# EXERCISE
Write out the entire listing below word for word, keeping every line as it appears but leaving out the pictures.

# AVAILABLE DATA
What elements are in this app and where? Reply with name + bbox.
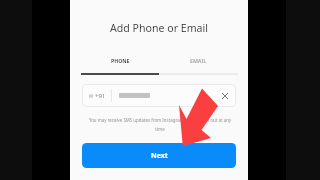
- staticText: Next: [151, 151, 168, 161]
- button[interactable]: +91: [82, 84, 236, 107]
- button[interactable]: Next: [82, 143, 236, 168]
- staticText: Add Phone or Email: [70, 21, 248, 35]
- staticText: +91: [95, 92, 106, 100]
- staticText: EMAIL: [190, 57, 207, 64]
- other: Arrow pointing to Next: [70, 0, 248, 180]
- staticText: PHONE: [111, 57, 130, 64]
- button[interactable]: Clear: [218, 89, 232, 103]
- button[interactable]: PHONE: [81, 54, 159, 75]
- button[interactable]: EMAIL: [159, 54, 238, 75]
- staticText: You may receive SMS updates from Instagr…: [84, 117, 236, 133]
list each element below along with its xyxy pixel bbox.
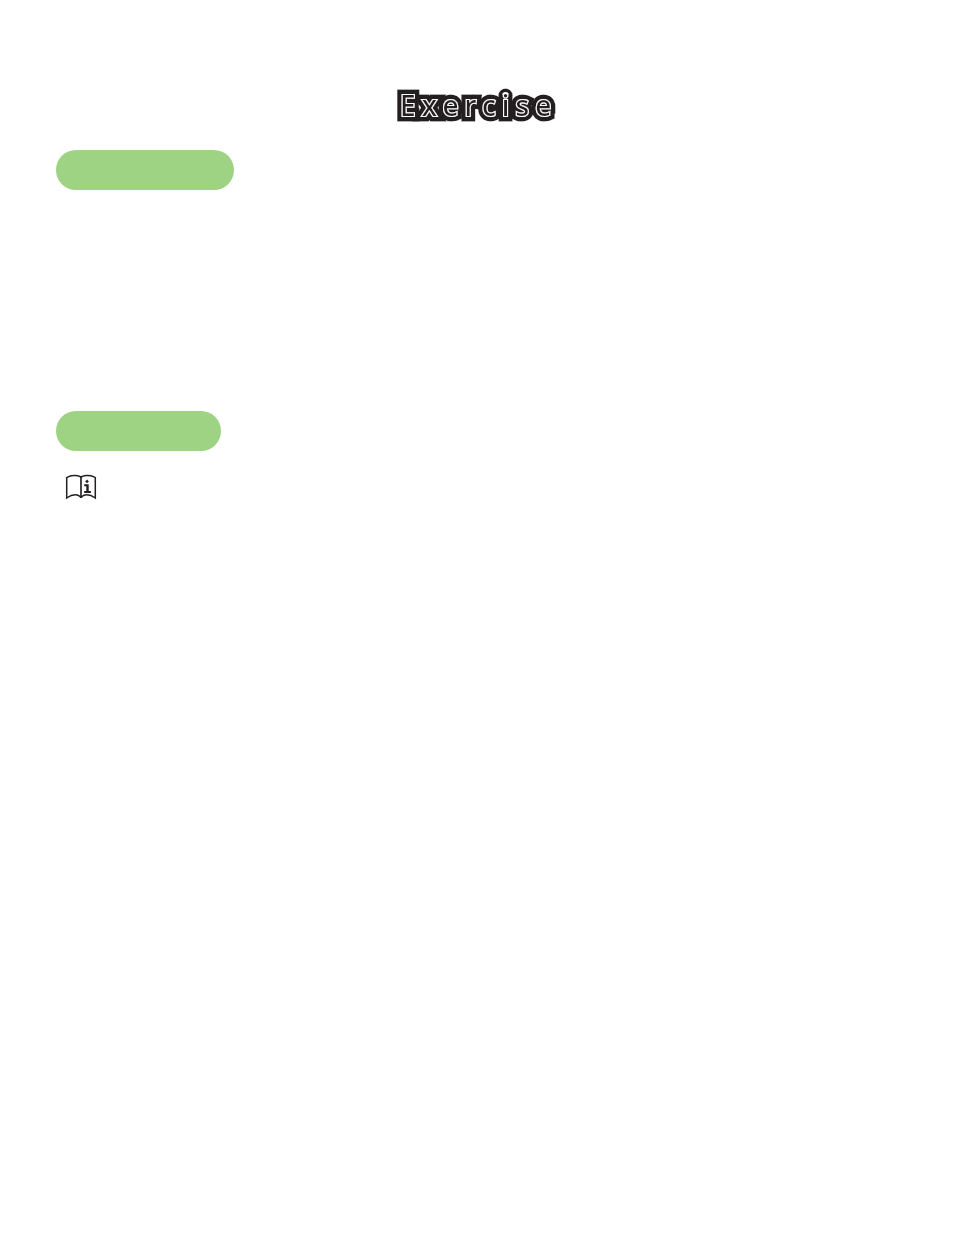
staticText: Exercise — [400, 86, 558, 124]
staticText: Exercise — [400, 86, 558, 124]
staticText: Exercise — [400, 86, 558, 124]
button[interactable]: Consult instructions for use — [66, 474, 96, 499]
button[interactable]: Start exercise — [56, 150, 234, 190]
button[interactable]: Exercise details — [56, 411, 221, 451]
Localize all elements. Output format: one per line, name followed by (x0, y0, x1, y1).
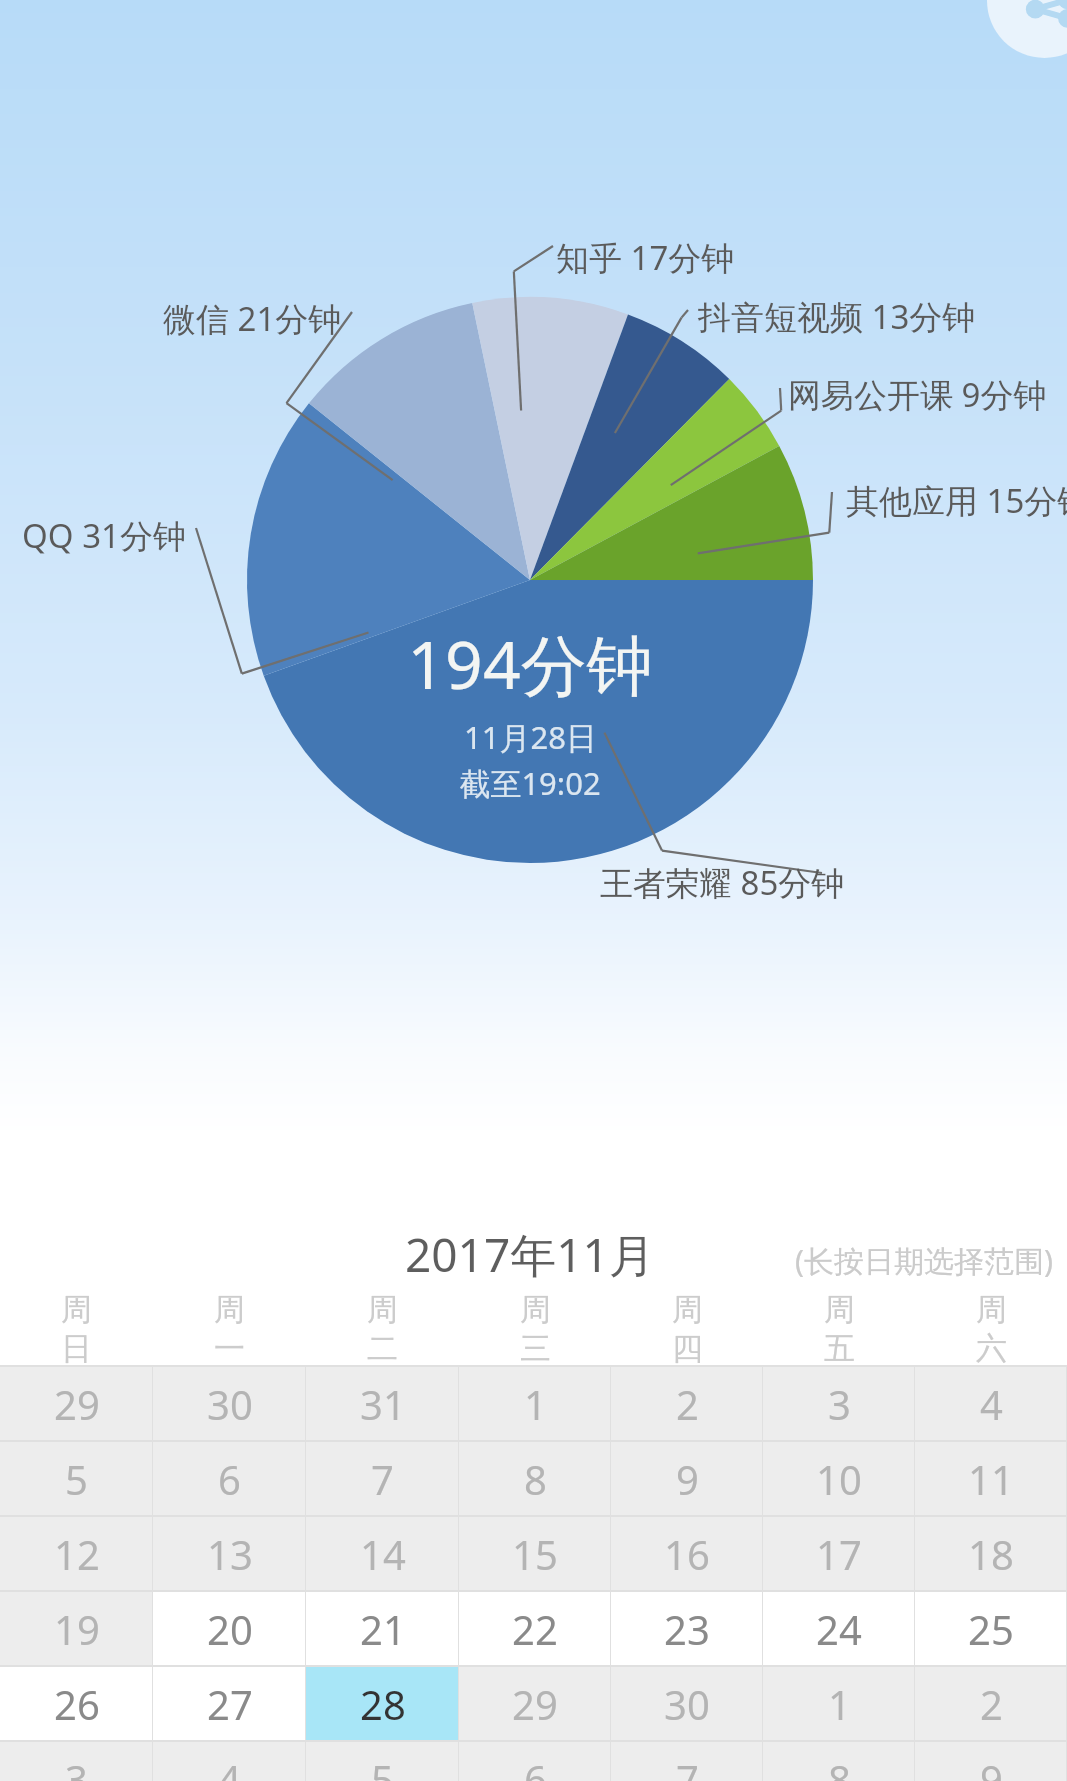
button[interactable]: 5 (0, 1441, 153, 1516)
button[interactable]: 16 (611, 1516, 763, 1591)
staticText: 周 (214, 1290, 245, 1329)
staticText: 28 (360, 1677, 406, 1731)
staticText: 24 (816, 1602, 862, 1656)
staticText: 12 (54, 1527, 100, 1581)
staticText: 8 (828, 1752, 851, 1781)
staticText: 4 (980, 1377, 1003, 1431)
staticText: 5 (65, 1452, 88, 1506)
staticText: 26 (54, 1677, 100, 1731)
staticText: 23 (664, 1602, 710, 1656)
staticText: 2 (676, 1377, 699, 1431)
button[interactable]: 6 (459, 1741, 611, 1781)
staticText: 三 (520, 1329, 551, 1366)
staticText: 周 (976, 1290, 1007, 1329)
button[interactable]: 30 (153, 1366, 306, 1441)
button[interactable]: 17 (763, 1516, 915, 1591)
button[interactable]: 19 (0, 1591, 153, 1666)
staticText: 27 (207, 1677, 253, 1731)
staticText: 周 (367, 1290, 398, 1329)
staticText: 二 (367, 1329, 398, 1366)
button[interactable]: 8 (459, 1441, 611, 1516)
button[interactable]: 8 (763, 1741, 915, 1781)
staticText: 6 (218, 1452, 241, 1506)
staticText: 7 (371, 1452, 394, 1506)
staticText: 11月28日 (464, 716, 597, 758)
button[interactable]: 29 (0, 1366, 153, 1441)
staticText: 18 (968, 1527, 1014, 1581)
staticText: 抖音短视频 13分钟 (698, 294, 976, 339)
staticText: 29 (54, 1377, 100, 1431)
staticText: 四 (672, 1329, 703, 1366)
button[interactable]: 18 (915, 1516, 1067, 1591)
staticText: 截至19:02 (459, 762, 601, 804)
button[interactable]: 2 (611, 1366, 763, 1441)
staticText: 3 (828, 1377, 851, 1431)
button[interactable]: 15 (459, 1516, 611, 1591)
staticText: 31 (360, 1377, 406, 1431)
button[interactable]: 4 (153, 1741, 306, 1781)
button[interactable]: 30 (611, 1666, 763, 1741)
staticText: 16 (664, 1527, 710, 1581)
staticText: 10 (816, 1452, 862, 1506)
staticText: 王者荣耀 85分钟 (600, 860, 845, 905)
staticText: 194分钟 (407, 618, 653, 708)
button[interactable]: 24 (763, 1591, 915, 1666)
staticText: 2 (980, 1677, 1003, 1731)
button[interactable]: 20 (153, 1591, 306, 1666)
button[interactable]: 23 (611, 1591, 763, 1666)
staticText: 14 (360, 1527, 406, 1581)
button[interactable]: 6 (153, 1441, 306, 1516)
staticText: 周 (520, 1290, 551, 1329)
button[interactable]: 7 (306, 1441, 459, 1516)
button[interactable]: 9 (915, 1741, 1067, 1781)
staticText: QQ 31分钟 (22, 513, 186, 558)
button[interactable]: 28 (306, 1666, 459, 1741)
button[interactable]: 1 (763, 1666, 915, 1741)
staticText: 4 (218, 1752, 241, 1781)
button[interactable]: 31 (306, 1366, 459, 1441)
staticText: 周 (61, 1290, 92, 1329)
staticText: 25 (968, 1602, 1014, 1656)
button[interactable]: 29 (459, 1666, 611, 1741)
staticText: 9 (980, 1752, 1003, 1781)
button[interactable]: 7 (611, 1741, 763, 1781)
staticText: (长按日期选择范围) (795, 1240, 1053, 1281)
button[interactable]: 26 (0, 1666, 153, 1741)
button[interactable]: 10 (763, 1441, 915, 1516)
button[interactable]: 3 (763, 1366, 915, 1441)
button[interactable]: 25 (915, 1591, 1067, 1666)
button[interactable]: Share (987, 0, 1067, 58)
button[interactable]: 4 (915, 1366, 1067, 1441)
staticText: 7 (676, 1752, 699, 1781)
staticText: 6 (524, 1752, 547, 1781)
staticText: 29 (512, 1677, 558, 1731)
staticText: 一 (214, 1329, 245, 1366)
button[interactable]: 22 (459, 1591, 611, 1666)
button[interactable]: 14 (306, 1516, 459, 1591)
staticText: 8 (524, 1452, 547, 1506)
staticText: 1 (524, 1377, 547, 1431)
button[interactable]: 2 (915, 1666, 1067, 1741)
staticText: 六 (976, 1329, 1007, 1366)
button[interactable]: 3 (0, 1741, 153, 1781)
button[interactable]: 27 (153, 1666, 306, 1741)
staticText: 网易公开课 9分钟 (788, 372, 1047, 417)
button[interactable]: 13 (153, 1516, 306, 1591)
staticText: 17 (816, 1527, 862, 1581)
button[interactable]: 11 (915, 1441, 1067, 1516)
staticText: 5 (371, 1752, 394, 1781)
staticText: 22 (512, 1602, 558, 1656)
staticText: 13 (207, 1527, 253, 1581)
staticText: 20 (207, 1602, 253, 1656)
staticText: 2017年11月 (405, 1223, 655, 1286)
staticText: 19 (54, 1602, 100, 1656)
staticText: 11 (968, 1452, 1014, 1506)
staticText: 15 (512, 1527, 558, 1581)
button[interactable]: 5 (306, 1741, 459, 1781)
button[interactable]: 12 (0, 1516, 153, 1591)
button[interactable]: 1 (459, 1366, 611, 1441)
button[interactable]: 9 (611, 1441, 763, 1516)
staticText: 3 (65, 1752, 88, 1781)
button[interactable]: 21 (306, 1591, 459, 1666)
staticText: 周 (824, 1290, 855, 1329)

# TASK RESPONSE
What elements are in this app and where? Reply with name + bbox.
- staticText: Next: [151, 151, 168, 161]
- button[interactable]: +91: [82, 84, 236, 107]
- button[interactable]: Next: [82, 143, 236, 168]
- staticText: Add Phone or Email: [70, 21, 248, 35]
- staticText: +91: [95, 92, 106, 100]
- staticText: EMAIL: [190, 57, 207, 64]
- other: Arrow pointing to Next: [70, 0, 248, 180]
- staticText: PHONE: [111, 57, 130, 64]
- button[interactable]: Clear: [218, 89, 232, 103]
- button[interactable]: PHONE: [81, 54, 159, 75]
- button[interactable]: EMAIL: [159, 54, 238, 75]
- staticText: You may receive SMS updates from Instagr…: [84, 117, 236, 133]
list each element below along with its xyxy pixel bbox.
staticText: Exercise — [400, 86, 558, 124]
staticText: Exercise — [400, 86, 558, 124]
staticText: Exercise — [400, 86, 558, 124]
button[interactable]: Consult instructions for use — [66, 474, 96, 499]
button[interactable]: Start exercise — [56, 150, 234, 190]
button[interactable]: Exercise details — [56, 411, 221, 451]
Localize all elements. Output format: one per line, name followed by (x0, y0, x1, y1).
button[interactable]: 5 (0, 1441, 153, 1516)
button[interactable]: 16 (611, 1516, 763, 1591)
staticText: 周 (214, 1290, 245, 1329)
staticText: 28 (360, 1677, 406, 1731)
staticText: 24 (816, 1602, 862, 1656)
staticText: 12 (54, 1527, 100, 1581)
staticText: 8 (828, 1752, 851, 1781)
staticText: 4 (980, 1377, 1003, 1431)
staticText: 5 (65, 1452, 88, 1506)
staticText: 26 (54, 1677, 100, 1731)
staticText: 23 (664, 1602, 710, 1656)
staticText: 2 (676, 1377, 699, 1431)
button[interactable]: 6 (459, 1741, 611, 1781)
staticText: 三 (520, 1329, 551, 1366)
staticText: 周 (976, 1290, 1007, 1329)
button[interactable]: 30 (153, 1366, 306, 1441)
button[interactable]: 17 (763, 1516, 915, 1591)
button[interactable]: 19 (0, 1591, 153, 1666)
staticText: 27 (207, 1677, 253, 1731)
staticText: 周 (367, 1290, 398, 1329)
staticText: 二 (367, 1329, 398, 1366)
button[interactable]: 8 (459, 1441, 611, 1516)
button[interactable]: 8 (763, 1741, 915, 1781)
staticText: 6 (218, 1452, 241, 1506)
staticText: 7 (371, 1452, 394, 1506)
staticText: 11月28日 (464, 716, 597, 758)
button[interactable]: 29 (0, 1366, 153, 1441)
staticText: 18 (968, 1527, 1014, 1581)
staticText: 抖音短视频 13分钟 (698, 294, 976, 339)
staticText: 29 (54, 1377, 100, 1431)
staticText: 四 (672, 1329, 703, 1366)
button[interactable]: 18 (915, 1516, 1067, 1591)
staticText: 截至19:02 (459, 762, 601, 804)
button[interactable]: 2 (611, 1366, 763, 1441)
staticText: 3 (828, 1377, 851, 1431)
button[interactable]: 15 (459, 1516, 611, 1591)
staticText: 31 (360, 1377, 406, 1431)
button[interactable]: 4 (153, 1741, 306, 1781)
button[interactable]: 30 (611, 1666, 763, 1741)
staticText: 16 (664, 1527, 710, 1581)
staticText: 10 (816, 1452, 862, 1506)
staticText: 王者荣耀 85分钟 (600, 860, 845, 905)
staticText: 194分钟 (407, 618, 653, 708)
button[interactable]: 24 (763, 1591, 915, 1666)
staticText: 2 (980, 1677, 1003, 1731)
button[interactable]: 20 (153, 1591, 306, 1666)
button[interactable]: 23 (611, 1591, 763, 1666)
staticText: 14 (360, 1527, 406, 1581)
button[interactable]: 6 (153, 1441, 306, 1516)
staticText: 周 (520, 1290, 551, 1329)
button[interactable]: 7 (306, 1441, 459, 1516)
button[interactable]: 9 (915, 1741, 1067, 1781)
staticText: QQ 31分钟 (22, 513, 186, 558)
button[interactable]: 28 (306, 1666, 459, 1741)
button[interactable]: 1 (763, 1666, 915, 1741)
staticText: 4 (218, 1752, 241, 1781)
button[interactable]: 31 (306, 1366, 459, 1441)
staticText: 周 (61, 1290, 92, 1329)
staticText: 25 (968, 1602, 1014, 1656)
button[interactable]: 29 (459, 1666, 611, 1741)
staticText: 9 (980, 1752, 1003, 1781)
button[interactable]: 7 (611, 1741, 763, 1781)
staticText: (长按日期选择范围) (795, 1240, 1053, 1281)
button[interactable]: 26 (0, 1666, 153, 1741)
button[interactable]: 10 (763, 1441, 915, 1516)
button[interactable]: 3 (763, 1366, 915, 1441)
button[interactable]: 25 (915, 1591, 1067, 1666)
button[interactable]: Share (987, 0, 1067, 58)
button[interactable]: 4 (915, 1366, 1067, 1441)
staticText: 7 (676, 1752, 699, 1781)
staticText: 6 (524, 1752, 547, 1781)
staticText: 29 (512, 1677, 558, 1731)
staticText: 一 (214, 1329, 245, 1366)
button[interactable]: 22 (459, 1591, 611, 1666)
button[interactable]: 14 (306, 1516, 459, 1591)
staticText: 8 (524, 1452, 547, 1506)
staticText: 1 (524, 1377, 547, 1431)
button[interactable]: 2 (915, 1666, 1067, 1741)
staticText: 六 (976, 1329, 1007, 1366)
button[interactable]: 3 (0, 1741, 153, 1781)
button[interactable]: 27 (153, 1666, 306, 1741)
staticText: 网易公开课 9分钟 (788, 372, 1047, 417)
button[interactable]: 13 (153, 1516, 306, 1591)
staticText: 17 (816, 1527, 862, 1581)
button[interactable]: 11 (915, 1441, 1067, 1516)
staticText: 5 (371, 1752, 394, 1781)
staticText: 22 (512, 1602, 558, 1656)
staticText: 13 (207, 1527, 253, 1581)
staticText: 20 (207, 1602, 253, 1656)
staticText: 2017年11月 (405, 1223, 655, 1286)
staticText: 19 (54, 1602, 100, 1656)
staticText: 11 (968, 1452, 1014, 1506)
staticText: 15 (512, 1527, 558, 1581)
button[interactable]: 5 (306, 1741, 459, 1781)
button[interactable]: 12 (0, 1516, 153, 1591)
button[interactable]: 1 (459, 1366, 611, 1441)
button[interactable]: 9 (611, 1441, 763, 1516)
staticText: 3 (65, 1752, 88, 1781)
button[interactable]: 21 (306, 1591, 459, 1666)
staticText: 周 (824, 1290, 855, 1329)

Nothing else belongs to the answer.